#### Given instruction
Make an exact copy of all the entries, but do not reproduce the pictures.

(Stored records)
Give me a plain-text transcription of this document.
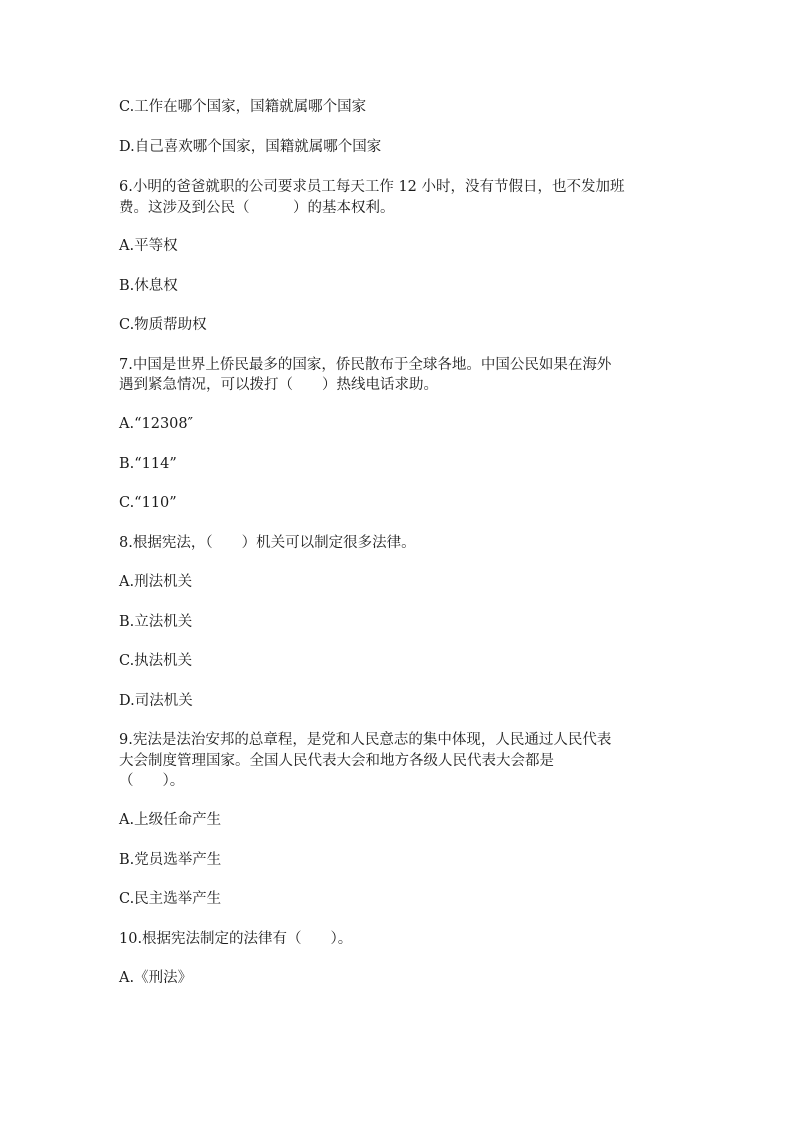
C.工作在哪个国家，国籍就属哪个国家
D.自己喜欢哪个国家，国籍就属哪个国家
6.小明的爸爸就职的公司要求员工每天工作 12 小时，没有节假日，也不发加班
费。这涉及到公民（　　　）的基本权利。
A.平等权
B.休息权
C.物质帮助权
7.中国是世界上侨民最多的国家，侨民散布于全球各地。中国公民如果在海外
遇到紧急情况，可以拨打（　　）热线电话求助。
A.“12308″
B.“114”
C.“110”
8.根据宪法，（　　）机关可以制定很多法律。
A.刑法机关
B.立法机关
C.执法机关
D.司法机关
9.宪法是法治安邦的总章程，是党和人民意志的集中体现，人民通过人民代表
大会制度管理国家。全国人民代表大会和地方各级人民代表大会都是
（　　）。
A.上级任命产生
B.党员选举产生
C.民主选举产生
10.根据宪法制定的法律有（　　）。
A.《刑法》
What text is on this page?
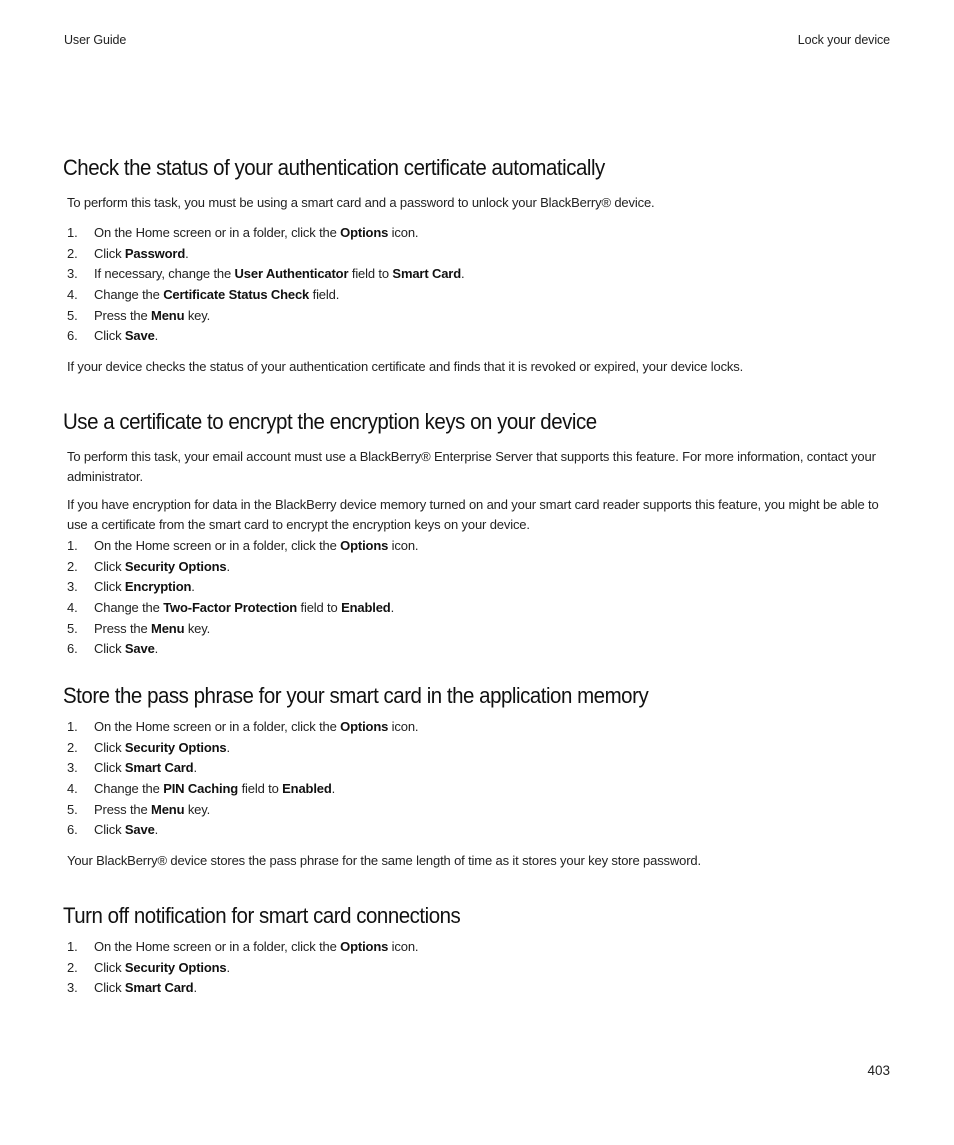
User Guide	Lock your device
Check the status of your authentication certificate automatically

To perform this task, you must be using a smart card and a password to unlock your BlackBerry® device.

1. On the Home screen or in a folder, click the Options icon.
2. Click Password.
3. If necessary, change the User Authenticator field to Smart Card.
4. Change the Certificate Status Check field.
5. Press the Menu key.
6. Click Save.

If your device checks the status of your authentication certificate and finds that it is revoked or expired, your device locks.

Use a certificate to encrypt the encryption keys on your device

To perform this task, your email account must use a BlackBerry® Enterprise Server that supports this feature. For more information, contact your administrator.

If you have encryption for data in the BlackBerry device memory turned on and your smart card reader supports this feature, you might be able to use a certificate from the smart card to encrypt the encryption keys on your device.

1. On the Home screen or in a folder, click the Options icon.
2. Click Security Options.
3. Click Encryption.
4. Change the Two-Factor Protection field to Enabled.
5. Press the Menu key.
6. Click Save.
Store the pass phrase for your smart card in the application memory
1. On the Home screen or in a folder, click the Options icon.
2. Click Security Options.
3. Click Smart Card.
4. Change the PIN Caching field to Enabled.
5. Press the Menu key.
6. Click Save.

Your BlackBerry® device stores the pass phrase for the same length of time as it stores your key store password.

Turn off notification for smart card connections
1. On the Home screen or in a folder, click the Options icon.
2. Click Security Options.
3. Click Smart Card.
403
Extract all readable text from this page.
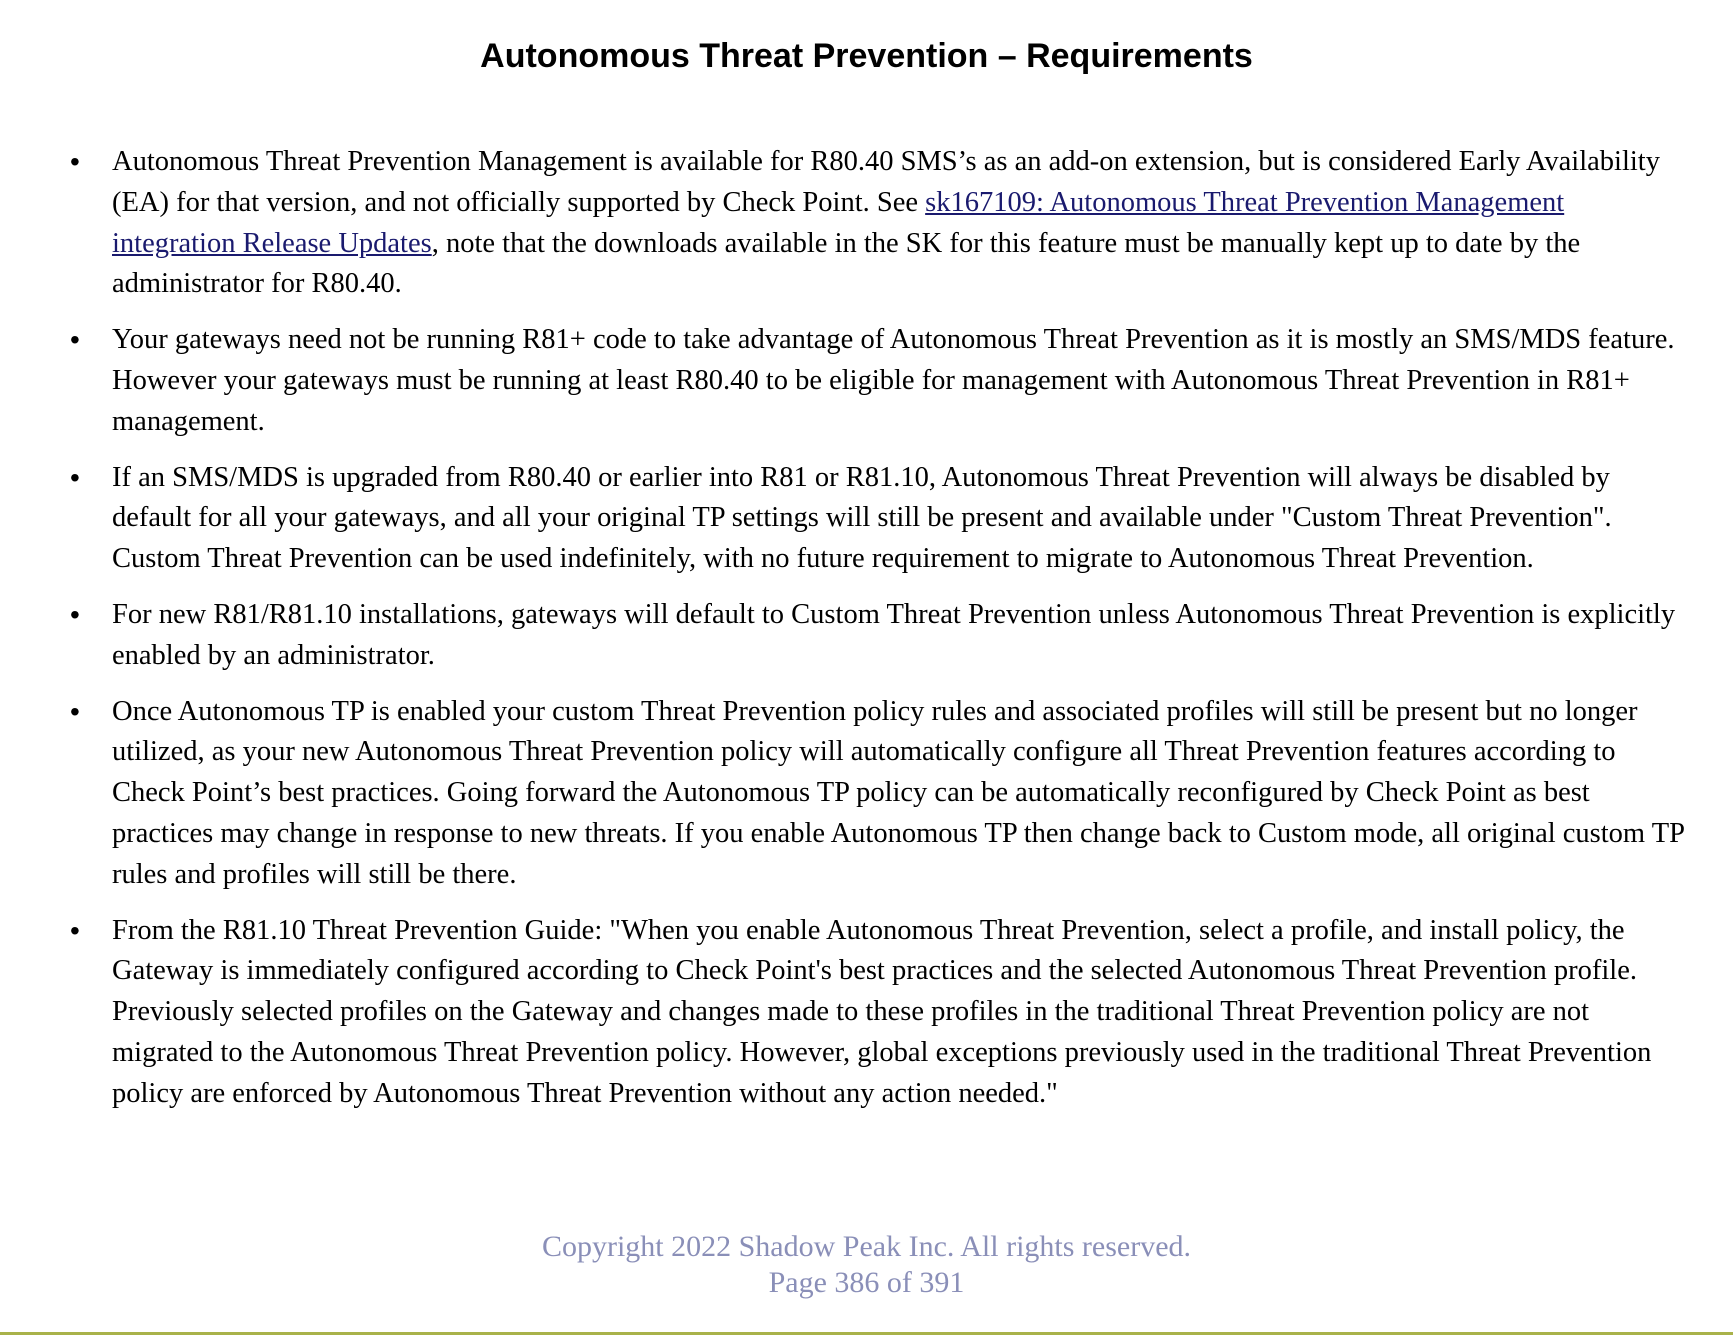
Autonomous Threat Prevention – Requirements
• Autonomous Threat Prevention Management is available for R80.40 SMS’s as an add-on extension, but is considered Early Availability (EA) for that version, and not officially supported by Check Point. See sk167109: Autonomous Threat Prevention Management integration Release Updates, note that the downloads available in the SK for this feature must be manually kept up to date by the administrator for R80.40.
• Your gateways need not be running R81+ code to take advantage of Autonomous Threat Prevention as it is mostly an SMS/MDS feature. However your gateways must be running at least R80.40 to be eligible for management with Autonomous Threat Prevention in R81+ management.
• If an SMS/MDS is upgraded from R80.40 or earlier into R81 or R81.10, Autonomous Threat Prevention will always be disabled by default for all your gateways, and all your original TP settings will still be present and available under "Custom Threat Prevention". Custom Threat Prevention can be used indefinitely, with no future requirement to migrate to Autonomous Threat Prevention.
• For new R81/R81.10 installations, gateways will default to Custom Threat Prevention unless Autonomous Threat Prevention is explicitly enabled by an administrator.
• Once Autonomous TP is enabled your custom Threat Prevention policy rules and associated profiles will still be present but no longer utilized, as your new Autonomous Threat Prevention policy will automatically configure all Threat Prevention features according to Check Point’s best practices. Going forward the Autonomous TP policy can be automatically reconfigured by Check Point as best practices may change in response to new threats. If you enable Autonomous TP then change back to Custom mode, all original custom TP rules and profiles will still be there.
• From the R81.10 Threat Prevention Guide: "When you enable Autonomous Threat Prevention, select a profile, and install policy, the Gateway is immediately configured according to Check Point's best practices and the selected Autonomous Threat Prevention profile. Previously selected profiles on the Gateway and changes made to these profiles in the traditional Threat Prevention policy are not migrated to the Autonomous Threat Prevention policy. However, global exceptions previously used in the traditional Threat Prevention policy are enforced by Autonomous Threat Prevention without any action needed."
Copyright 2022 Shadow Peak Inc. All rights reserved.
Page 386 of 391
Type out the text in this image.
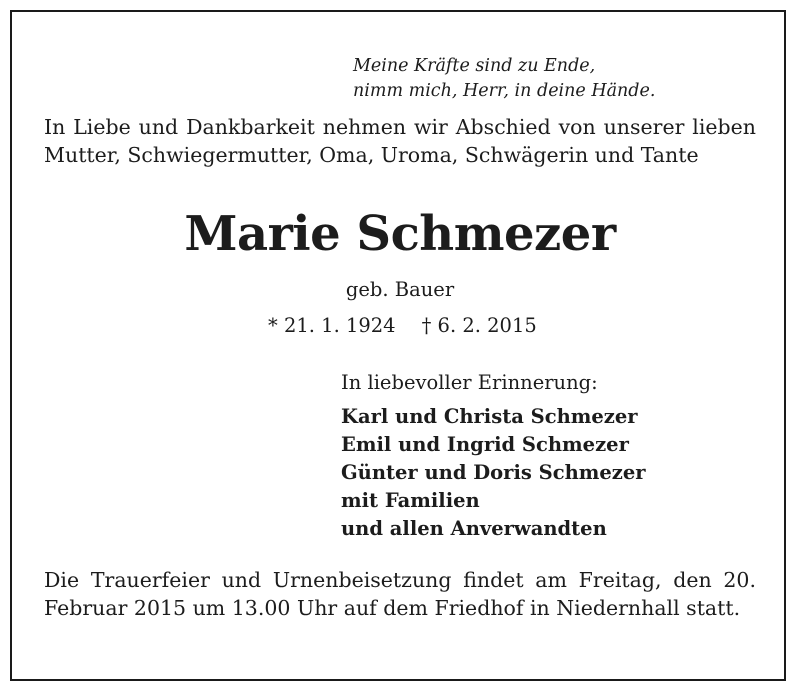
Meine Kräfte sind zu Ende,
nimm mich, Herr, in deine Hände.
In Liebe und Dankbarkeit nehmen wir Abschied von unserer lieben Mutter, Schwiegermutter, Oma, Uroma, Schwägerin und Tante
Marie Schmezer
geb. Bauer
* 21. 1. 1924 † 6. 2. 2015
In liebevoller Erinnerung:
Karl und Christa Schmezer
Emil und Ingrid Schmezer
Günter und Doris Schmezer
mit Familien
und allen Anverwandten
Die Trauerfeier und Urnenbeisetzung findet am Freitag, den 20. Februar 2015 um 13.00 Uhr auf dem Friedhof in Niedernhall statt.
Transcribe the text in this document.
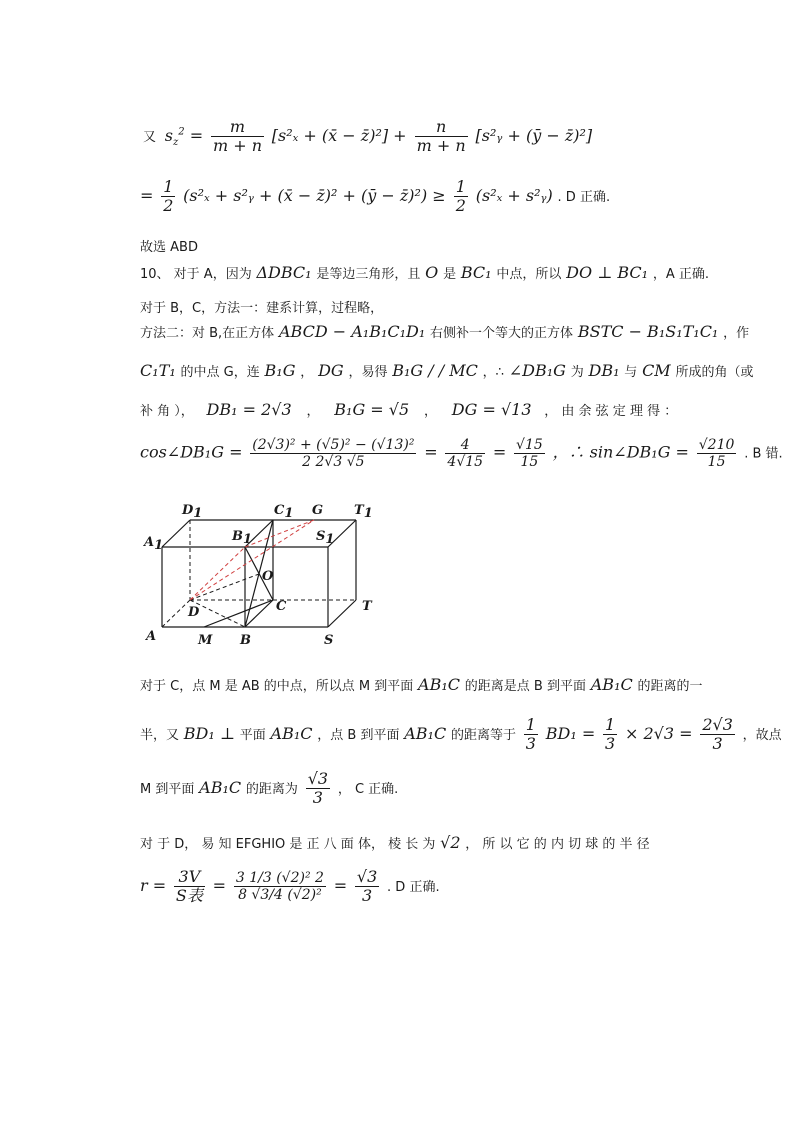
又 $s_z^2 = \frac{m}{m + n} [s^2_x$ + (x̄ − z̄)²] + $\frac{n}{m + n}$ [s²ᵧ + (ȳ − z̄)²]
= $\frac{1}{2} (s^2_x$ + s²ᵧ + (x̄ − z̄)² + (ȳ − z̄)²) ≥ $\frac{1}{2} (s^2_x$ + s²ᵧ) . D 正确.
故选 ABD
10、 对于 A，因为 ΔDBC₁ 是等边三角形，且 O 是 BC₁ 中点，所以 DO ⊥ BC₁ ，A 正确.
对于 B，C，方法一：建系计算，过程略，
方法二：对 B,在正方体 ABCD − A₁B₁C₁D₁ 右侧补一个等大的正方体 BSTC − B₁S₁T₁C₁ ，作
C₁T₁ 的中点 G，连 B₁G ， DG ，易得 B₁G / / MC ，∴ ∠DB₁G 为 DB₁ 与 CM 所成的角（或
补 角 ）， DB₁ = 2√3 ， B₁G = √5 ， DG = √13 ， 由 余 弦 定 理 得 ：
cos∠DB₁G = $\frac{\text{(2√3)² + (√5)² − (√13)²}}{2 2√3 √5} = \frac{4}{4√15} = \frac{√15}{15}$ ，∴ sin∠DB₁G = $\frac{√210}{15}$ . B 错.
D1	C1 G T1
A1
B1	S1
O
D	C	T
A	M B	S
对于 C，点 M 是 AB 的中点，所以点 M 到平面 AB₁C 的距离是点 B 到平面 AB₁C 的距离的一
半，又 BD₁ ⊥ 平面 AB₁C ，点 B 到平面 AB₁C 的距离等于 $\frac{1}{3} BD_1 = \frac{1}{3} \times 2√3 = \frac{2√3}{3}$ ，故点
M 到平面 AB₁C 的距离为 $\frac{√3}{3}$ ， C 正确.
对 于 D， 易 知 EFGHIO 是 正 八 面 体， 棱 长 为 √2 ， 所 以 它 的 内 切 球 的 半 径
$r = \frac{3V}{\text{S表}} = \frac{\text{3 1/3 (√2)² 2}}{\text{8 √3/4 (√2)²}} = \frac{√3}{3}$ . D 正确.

#### Task result
Give me a plain-text transcription of this document.
C.工作在哪个国家，国籍就属哪个国家
D.自己喜欢哪个国家，国籍就属哪个国家
6.小明的爸爸就职的公司要求员工每天工作 12 小时，没有节假日，也不发加班
费。这涉及到公民（　　　）的基本权利。
A.平等权
B.休息权
C.物质帮助权
7.中国是世界上侨民最多的国家，侨民散布于全球各地。中国公民如果在海外
遇到紧急情况，可以拨打（　　）热线电话求助。
A.“12308″
B.“114”
C.“110”
8.根据宪法，（　　）机关可以制定很多法律。
A.刑法机关
B.立法机关
C.执法机关
D.司法机关
9.宪法是法治安邦的总章程，是党和人民意志的集中体现，人民通过人民代表
大会制度管理国家。全国人民代表大会和地方各级人民代表大会都是
（　　）。
A.上级任命产生
B.党员选举产生
C.民主选举产生
10.根据宪法制定的法律有（　　）。
A.《刑法》
What text is on this page?
User Guide	Lock your device
Check the status of your authentication certificate automatically

To perform this task, you must be using a smart card and a password to unlock your BlackBerry® device.

1. On the Home screen or in a folder, click the Options icon.
2. Click Password.
3. If necessary, change the User Authenticator field to Smart Card.
4. Change the Certificate Status Check field.
5. Press the Menu key.
6. Click Save.

If your device checks the status of your authentication certificate and finds that it is revoked or expired, your device locks.

Use a certificate to encrypt the encryption keys on your device

To perform this task, your email account must use a BlackBerry® Enterprise Server that supports this feature. For more information, contact your administrator.

If you have encryption for data in the BlackBerry device memory turned on and your smart card reader supports this feature, you might be able to use a certificate from the smart card to encrypt the encryption keys on your device.

1. On the Home screen or in a folder, click the Options icon.
2. Click Security Options.
3. Click Encryption.
4. Change the Two-Factor Protection field to Enabled.
5. Press the Menu key.
6. Click Save.
Store the pass phrase for your smart card in the application memory
1. On the Home screen or in a folder, click the Options icon.
2. Click Security Options.
3. Click Smart Card.
4. Change the PIN Caching field to Enabled.
5. Press the Menu key.
6. Click Save.

Your BlackBerry® device stores the pass phrase for the same length of time as it stores your key store password.

Turn off notification for smart card connections
1. On the Home screen or in a folder, click the Options icon.
2. Click Security Options.
3. Click Smart Card.
403
Extract all readable text from this page.
Autonomous Threat Prevention – Requirements
• Autonomous Threat Prevention Management is available for R80.40 SMS’s as an add-on extension, but is considered Early Availability (EA) for that version, and not officially supported by Check Point. See sk167109: Autonomous Threat Prevention Management integration Release Updates, note that the downloads available in the SK for this feature must be manually kept up to date by the administrator for R80.40.
• Your gateways need not be running R81+ code to take advantage of Autonomous Threat Prevention as it is mostly an SMS/MDS feature. However your gateways must be running at least R80.40 to be eligible for management with Autonomous Threat Prevention in R81+ management.
• If an SMS/MDS is upgraded from R80.40 or earlier into R81 or R81.10, Autonomous Threat Prevention will always be disabled by default for all your gateways, and all your original TP settings will still be present and available under "Custom Threat Prevention". Custom Threat Prevention can be used indefinitely, with no future requirement to migrate to Autonomous Threat Prevention.
• For new R81/R81.10 installations, gateways will default to Custom Threat Prevention unless Autonomous Threat Prevention is explicitly enabled by an administrator.
• Once Autonomous TP is enabled your custom Threat Prevention policy rules and associated profiles will still be present but no longer utilized, as your new Autonomous Threat Prevention policy will automatically configure all Threat Prevention features according to Check Point’s best practices. Going forward the Autonomous TP policy can be automatically reconfigured by Check Point as best practices may change in response to new threats. If you enable Autonomous TP then change back to Custom mode, all original custom TP rules and profiles will still be there.
• From the R81.10 Threat Prevention Guide: "When you enable Autonomous Threat Prevention, select a profile, and install policy, the Gateway is immediately configured according to Check Point's best practices and the selected Autonomous Threat Prevention profile. Previously selected profiles on the Gateway and changes made to these profiles in the traditional Threat Prevention policy are not migrated to the Autonomous Threat Prevention policy. However, global exceptions previously used in the traditional Threat Prevention policy are enforced by Autonomous Threat Prevention without any action needed."
Copyright 2022 Shadow Peak Inc. All rights reserved.
Page 386 of 391
Type out the text in this image.
Meine Kräfte sind zu Ende,
nimm mich, Herr, in deine Hände.
In Liebe und Dankbarkeit nehmen wir Abschied von unserer lieben Mutter, Schwiegermutter, Oma, Uroma, Schwägerin und Tante
Marie Schmezer
geb. Bauer
* 21. 1. 1924 † 6. 2. 2015
In liebevoller Erinnerung:
Karl und Christa Schmezer
Emil und Ingrid Schmezer
Günter und Doris Schmezer
mit Familien
und allen Anverwandten
Die Trauerfeier und Urnenbeisetzung findet am Freitag, den 20. Februar 2015 um 13.00 Uhr auf dem Friedhof in Niedernhall statt.
Transcribe the text in this document.
又 $s_z^2 = \frac{m}{m + n} [s^2_x$ + (x̄ − z̄)²] + $\frac{n}{m + n}$ [s²ᵧ + (ȳ − z̄)²]
= $\frac{1}{2} (s^2_x$ + s²ᵧ + (x̄ − z̄)² + (ȳ − z̄)²) ≥ $\frac{1}{2} (s^2_x$ + s²ᵧ) . D 正确.
故选 ABD
10、 对于 A，因为 ΔDBC₁ 是等边三角形，且 O 是 BC₁ 中点，所以 DO ⊥ BC₁ ，A 正确.
对于 B，C，方法一：建系计算，过程略，
方法二：对 B,在正方体 ABCD − A₁B₁C₁D₁ 右侧补一个等大的正方体 BSTC − B₁S₁T₁C₁ ，作
C₁T₁ 的中点 G，连 B₁G ， DG ，易得 B₁G / / MC ，∴ ∠DB₁G 为 DB₁ 与 CM 所成的角（或
补 角 ）， DB₁ = 2√3 ， B₁G = √5 ， DG = √13 ， 由 余 弦 定 理 得 ：
cos∠DB₁G = $\frac{\text{(2√3)² + (√5)² − (√13)²}}{2 2√3 √5} = \frac{4}{4√15} = \frac{√15}{15}$ ，∴ sin∠DB₁G = $\frac{√210}{15}$ . B 错.
D1	C1 G T1
A1
B1	S1
O
D	C	T
A	M B	S
对于 C，点 M 是 AB 的中点，所以点 M 到平面 AB₁C 的距离是点 B 到平面 AB₁C 的距离的一
半，又 BD₁ ⊥ 平面 AB₁C ，点 B 到平面 AB₁C 的距离等于 $\frac{1}{3} BD_1 = \frac{1}{3} \times 2√3 = \frac{2√3}{3}$ ，故点
M 到平面 AB₁C 的距离为 $\frac{√3}{3}$ ， C 正确.
对 于 D， 易 知 EFGHIO 是 正 八 面 体， 棱 长 为 √2 ， 所 以 它 的 内 切 球 的 半 径
$r = \frac{3V}{\text{S表}} = \frac{\text{3 1/3 (√2)² 2}}{\text{8 √3/4 (√2)²}} = \frac{√3}{3}$ . D 正确.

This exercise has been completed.